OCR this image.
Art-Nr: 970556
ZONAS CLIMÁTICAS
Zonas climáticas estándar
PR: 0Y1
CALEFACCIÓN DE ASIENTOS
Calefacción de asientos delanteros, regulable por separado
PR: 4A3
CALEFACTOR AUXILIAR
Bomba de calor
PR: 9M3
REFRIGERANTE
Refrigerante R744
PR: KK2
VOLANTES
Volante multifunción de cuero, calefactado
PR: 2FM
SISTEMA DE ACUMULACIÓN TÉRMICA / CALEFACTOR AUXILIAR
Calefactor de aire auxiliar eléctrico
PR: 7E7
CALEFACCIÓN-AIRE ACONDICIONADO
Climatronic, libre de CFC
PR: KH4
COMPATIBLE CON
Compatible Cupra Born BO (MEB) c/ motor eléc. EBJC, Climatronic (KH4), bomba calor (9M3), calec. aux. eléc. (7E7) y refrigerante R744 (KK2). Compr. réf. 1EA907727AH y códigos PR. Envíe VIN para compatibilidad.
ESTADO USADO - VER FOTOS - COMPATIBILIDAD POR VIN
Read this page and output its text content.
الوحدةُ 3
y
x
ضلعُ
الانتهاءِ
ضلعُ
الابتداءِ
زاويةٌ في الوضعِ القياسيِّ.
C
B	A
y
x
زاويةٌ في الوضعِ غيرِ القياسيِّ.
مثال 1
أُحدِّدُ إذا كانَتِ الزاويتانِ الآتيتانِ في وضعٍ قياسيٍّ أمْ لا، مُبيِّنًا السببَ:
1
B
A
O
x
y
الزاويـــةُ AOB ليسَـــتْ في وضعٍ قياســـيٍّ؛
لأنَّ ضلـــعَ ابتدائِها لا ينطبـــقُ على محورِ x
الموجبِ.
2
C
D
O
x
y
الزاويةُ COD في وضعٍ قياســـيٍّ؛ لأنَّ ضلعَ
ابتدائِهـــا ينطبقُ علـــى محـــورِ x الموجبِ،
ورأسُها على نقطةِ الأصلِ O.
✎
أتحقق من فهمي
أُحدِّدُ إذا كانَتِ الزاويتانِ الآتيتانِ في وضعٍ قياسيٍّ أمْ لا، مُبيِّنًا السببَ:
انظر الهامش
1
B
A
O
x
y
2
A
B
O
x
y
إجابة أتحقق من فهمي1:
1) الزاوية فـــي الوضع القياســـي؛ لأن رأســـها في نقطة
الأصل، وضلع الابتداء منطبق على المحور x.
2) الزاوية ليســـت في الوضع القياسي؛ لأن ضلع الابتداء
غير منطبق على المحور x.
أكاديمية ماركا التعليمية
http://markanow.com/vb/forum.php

····················

Extract all of the material exactly as it is written.

OCR this image.
Art-Nr: 970556
ZONAS CLIMÁTICAS
Zonas climáticas estándar
PR: 0Y1
CALEFACCIÓN DE ASIENTOS
Calefacción de asientos delanteros, regulable por separado
PR: 4A3
CALEFACTOR AUXILIAR
Bomba de calor
PR: 9M3
REFRIGERANTE
Refrigerante R744
PR: KK2
VOLANTES
Volante multifunción de cuero, calefactado
PR: 2FM
SISTEMA DE ACUMULACIÓN TÉRMICA / CALEFACTOR AUXILIAR
Calefactor de aire auxiliar eléctrico
PR: 7E7
CALEFACCIÓN-AIRE ACONDICIONADO
Climatronic, libre de CFC
PR: KH4
COMPATIBLE CON
Compatible Cupra Born BO (MEB) c/ motor eléc. EBJC, Climatronic (KH4), bomba calor (9M3), calec. aux. eléc. (7E7) y refrigerante R744 (KK2). Compr. réf. 1EA907727AH y códigos PR. Envíe VIN para compatibilidad.
ESTADO USADO - VER FOTOS - COMPATIBILIDAD POR VIN
Read this page and output its text content.
الوحدةُ 3
y
x
ضلعُ
الانتهاءِ
ضلعُ
الابتداءِ
زاويةٌ في الوضعِ القياسيِّ.
C
B	A
y
x
زاويةٌ في الوضعِ غيرِ القياسيِّ.
مثال 1
أُحدِّدُ إذا كانَتِ الزاويتانِ الآتيتانِ في وضعٍ قياسيٍّ أمْ لا، مُبيِّنًا السببَ:
1
B
A
O
x
y
الزاويـــةُ AOB ليسَـــتْ في وضعٍ قياســـيٍّ؛
لأنَّ ضلـــعَ ابتدائِها لا ينطبـــقُ على محورِ x
الموجبِ.
2
C
D
O
x
y
الزاويةُ COD في وضعٍ قياســـيٍّ؛ لأنَّ ضلعَ
ابتدائِهـــا ينطبقُ علـــى محـــورِ x الموجبِ،
ورأسُها على نقطةِ الأصلِ O.
✎
أتحقق من فهمي
أُحدِّدُ إذا كانَتِ الزاويتانِ الآتيتانِ في وضعٍ قياسيٍّ أمْ لا، مُبيِّنًا السببَ:
انظر الهامش
1
B
A
O
x
y
2
A
B
O
x
y
إجابة أتحقق من فهمي1:
1) الزاوية فـــي الوضع القياســـي؛ لأن رأســـها في نقطة
الأصل، وضلع الابتداء منطبق على المحور x.
2) الزاوية ليســـت في الوضع القياسي؛ لأن ضلع الابتداء
غير منطبق على المحور x.
أكاديمية ماركا التعليمية
http://markanow.com/vb/forum.php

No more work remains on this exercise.